Directions: Search the data for the word "name" and copy every line that contains it.

Dataset entries:

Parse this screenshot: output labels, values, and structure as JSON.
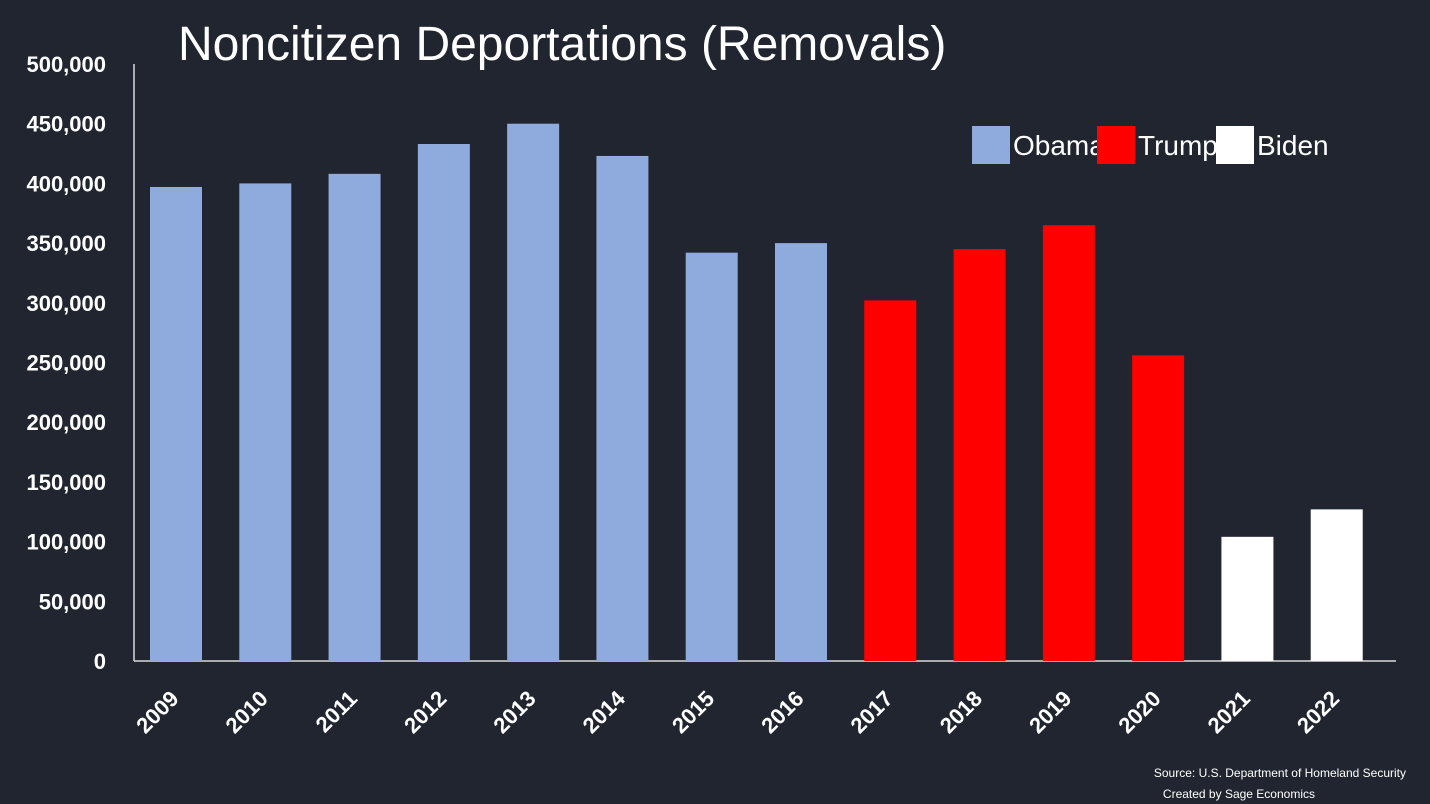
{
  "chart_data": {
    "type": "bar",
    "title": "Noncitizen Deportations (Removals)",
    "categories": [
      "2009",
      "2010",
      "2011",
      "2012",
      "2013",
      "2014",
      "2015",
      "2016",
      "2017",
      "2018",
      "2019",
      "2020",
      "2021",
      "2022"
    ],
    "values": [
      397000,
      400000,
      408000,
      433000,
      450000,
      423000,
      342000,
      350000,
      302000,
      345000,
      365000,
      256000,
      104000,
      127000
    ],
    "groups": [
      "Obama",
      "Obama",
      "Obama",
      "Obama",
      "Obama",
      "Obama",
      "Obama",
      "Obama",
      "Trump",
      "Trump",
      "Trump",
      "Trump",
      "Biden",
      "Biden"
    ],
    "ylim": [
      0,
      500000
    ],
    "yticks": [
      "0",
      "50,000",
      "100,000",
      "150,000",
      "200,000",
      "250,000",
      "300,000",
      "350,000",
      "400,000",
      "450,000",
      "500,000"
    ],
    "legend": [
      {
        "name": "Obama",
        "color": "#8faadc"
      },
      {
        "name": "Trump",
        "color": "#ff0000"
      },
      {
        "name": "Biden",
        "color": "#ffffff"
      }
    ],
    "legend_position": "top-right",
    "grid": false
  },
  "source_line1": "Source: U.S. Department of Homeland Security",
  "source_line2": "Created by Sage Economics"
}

---

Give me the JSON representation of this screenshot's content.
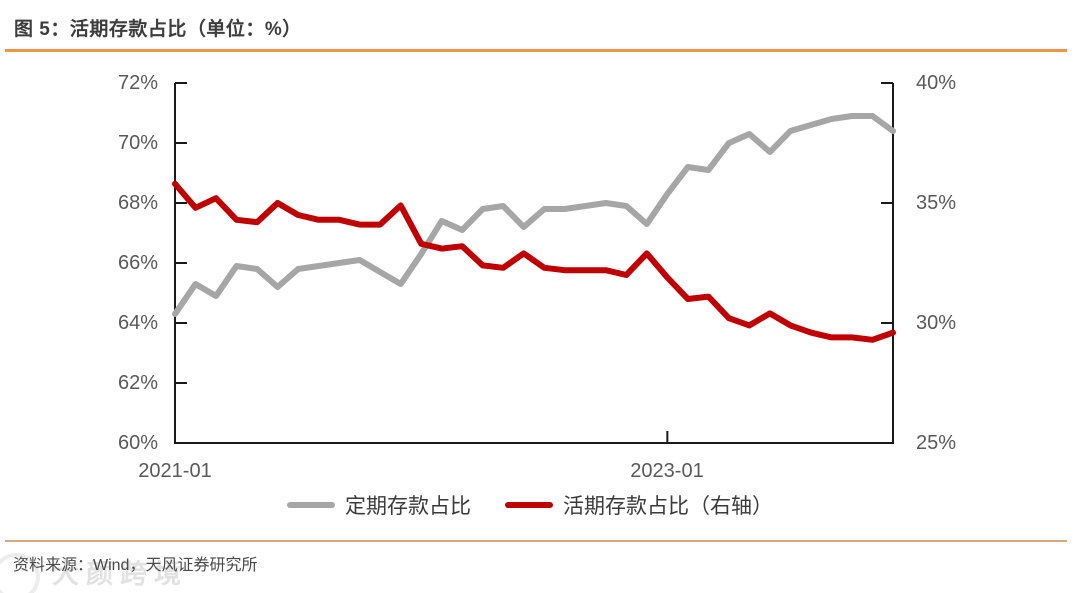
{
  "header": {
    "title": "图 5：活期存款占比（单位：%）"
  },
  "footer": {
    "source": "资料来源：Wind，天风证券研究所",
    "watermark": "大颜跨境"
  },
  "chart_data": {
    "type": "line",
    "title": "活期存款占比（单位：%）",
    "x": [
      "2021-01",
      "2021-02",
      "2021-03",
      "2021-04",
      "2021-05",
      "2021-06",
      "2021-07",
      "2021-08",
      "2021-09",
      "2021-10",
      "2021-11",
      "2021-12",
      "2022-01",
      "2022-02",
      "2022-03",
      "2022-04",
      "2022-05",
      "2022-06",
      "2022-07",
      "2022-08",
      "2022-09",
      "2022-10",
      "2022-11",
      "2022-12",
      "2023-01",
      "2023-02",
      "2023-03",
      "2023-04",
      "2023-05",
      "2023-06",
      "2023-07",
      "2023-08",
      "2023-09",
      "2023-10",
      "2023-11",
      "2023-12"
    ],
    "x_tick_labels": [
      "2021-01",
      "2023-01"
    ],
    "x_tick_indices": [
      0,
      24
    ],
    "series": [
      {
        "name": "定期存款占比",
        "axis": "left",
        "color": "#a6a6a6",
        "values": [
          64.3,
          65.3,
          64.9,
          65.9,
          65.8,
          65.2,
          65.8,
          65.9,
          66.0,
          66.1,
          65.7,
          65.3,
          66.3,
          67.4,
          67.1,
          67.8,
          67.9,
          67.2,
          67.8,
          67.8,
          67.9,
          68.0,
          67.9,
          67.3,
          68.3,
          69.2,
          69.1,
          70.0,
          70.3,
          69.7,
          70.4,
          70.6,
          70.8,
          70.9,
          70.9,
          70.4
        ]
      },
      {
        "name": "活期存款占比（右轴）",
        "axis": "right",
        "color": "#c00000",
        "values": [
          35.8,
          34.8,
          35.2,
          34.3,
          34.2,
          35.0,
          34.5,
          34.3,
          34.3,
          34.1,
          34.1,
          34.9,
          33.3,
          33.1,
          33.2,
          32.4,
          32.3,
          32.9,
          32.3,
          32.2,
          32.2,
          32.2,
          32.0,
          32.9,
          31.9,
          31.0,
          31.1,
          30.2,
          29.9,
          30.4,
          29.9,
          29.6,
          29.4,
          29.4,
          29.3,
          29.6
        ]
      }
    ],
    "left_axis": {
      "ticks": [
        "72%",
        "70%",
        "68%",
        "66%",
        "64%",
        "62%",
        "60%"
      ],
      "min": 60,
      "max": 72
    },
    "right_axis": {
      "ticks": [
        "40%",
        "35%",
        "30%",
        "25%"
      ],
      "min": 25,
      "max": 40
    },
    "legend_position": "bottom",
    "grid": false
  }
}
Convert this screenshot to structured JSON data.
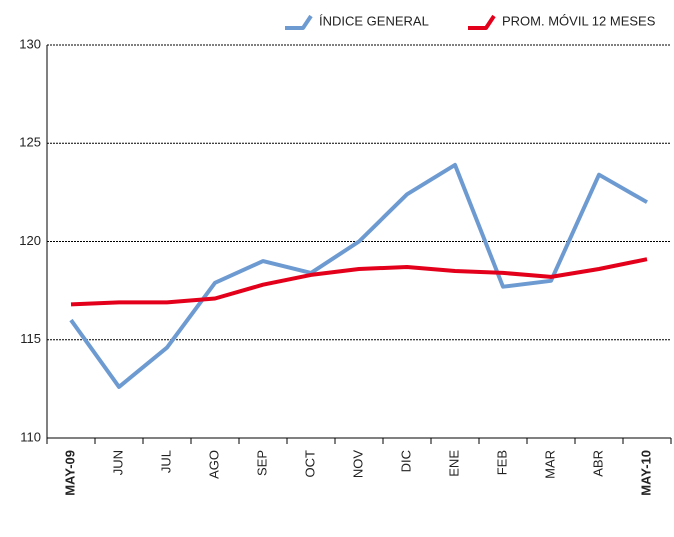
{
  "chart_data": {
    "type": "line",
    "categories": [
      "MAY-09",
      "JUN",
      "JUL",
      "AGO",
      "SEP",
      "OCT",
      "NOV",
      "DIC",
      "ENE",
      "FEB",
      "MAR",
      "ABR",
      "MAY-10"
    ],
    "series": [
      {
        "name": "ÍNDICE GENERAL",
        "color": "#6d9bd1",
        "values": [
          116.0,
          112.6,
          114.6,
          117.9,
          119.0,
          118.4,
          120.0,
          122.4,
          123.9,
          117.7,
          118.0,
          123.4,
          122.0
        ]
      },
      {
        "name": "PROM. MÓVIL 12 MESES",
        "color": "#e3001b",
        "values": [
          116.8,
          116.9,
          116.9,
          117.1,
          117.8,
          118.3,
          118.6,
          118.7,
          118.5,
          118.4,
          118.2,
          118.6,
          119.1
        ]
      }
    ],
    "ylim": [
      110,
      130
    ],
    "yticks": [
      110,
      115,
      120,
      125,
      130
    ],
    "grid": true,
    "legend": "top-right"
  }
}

...

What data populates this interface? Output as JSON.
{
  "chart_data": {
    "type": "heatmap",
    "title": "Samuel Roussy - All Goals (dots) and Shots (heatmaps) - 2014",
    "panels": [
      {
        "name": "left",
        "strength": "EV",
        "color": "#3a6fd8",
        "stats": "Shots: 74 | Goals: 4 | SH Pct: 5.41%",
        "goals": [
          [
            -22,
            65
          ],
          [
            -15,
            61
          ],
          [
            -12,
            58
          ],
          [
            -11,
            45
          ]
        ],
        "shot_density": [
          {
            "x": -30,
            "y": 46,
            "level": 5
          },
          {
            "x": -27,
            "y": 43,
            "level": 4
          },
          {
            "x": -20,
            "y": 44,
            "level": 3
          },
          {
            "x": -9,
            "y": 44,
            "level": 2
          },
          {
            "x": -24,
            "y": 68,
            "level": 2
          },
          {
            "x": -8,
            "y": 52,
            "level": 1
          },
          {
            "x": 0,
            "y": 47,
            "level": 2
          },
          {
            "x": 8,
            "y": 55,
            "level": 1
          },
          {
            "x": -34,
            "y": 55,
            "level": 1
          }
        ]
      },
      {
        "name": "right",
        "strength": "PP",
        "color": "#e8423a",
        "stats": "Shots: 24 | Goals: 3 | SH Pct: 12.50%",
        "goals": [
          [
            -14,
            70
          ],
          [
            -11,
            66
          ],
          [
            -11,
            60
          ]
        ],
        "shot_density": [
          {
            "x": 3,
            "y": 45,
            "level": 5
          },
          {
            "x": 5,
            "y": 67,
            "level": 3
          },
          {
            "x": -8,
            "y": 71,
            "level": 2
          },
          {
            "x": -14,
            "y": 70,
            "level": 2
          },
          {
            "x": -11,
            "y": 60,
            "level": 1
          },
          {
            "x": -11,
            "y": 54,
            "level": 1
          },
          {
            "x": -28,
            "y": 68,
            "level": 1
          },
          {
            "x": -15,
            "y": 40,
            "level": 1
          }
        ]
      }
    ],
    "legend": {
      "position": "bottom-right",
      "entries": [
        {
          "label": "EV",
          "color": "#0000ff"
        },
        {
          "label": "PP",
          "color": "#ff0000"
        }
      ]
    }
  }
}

Completed task:
        "name": "Obama",
        "name": "Trump",
        "name": "Biden",
        "name": "定期存款占比",
        "name": "活期存款占比（右轴）",
        "name": "ÍNDICE GENERAL",
        "name": "PROM. MÓVIL 12 MESES",
        "name": "left",
        "name": "right",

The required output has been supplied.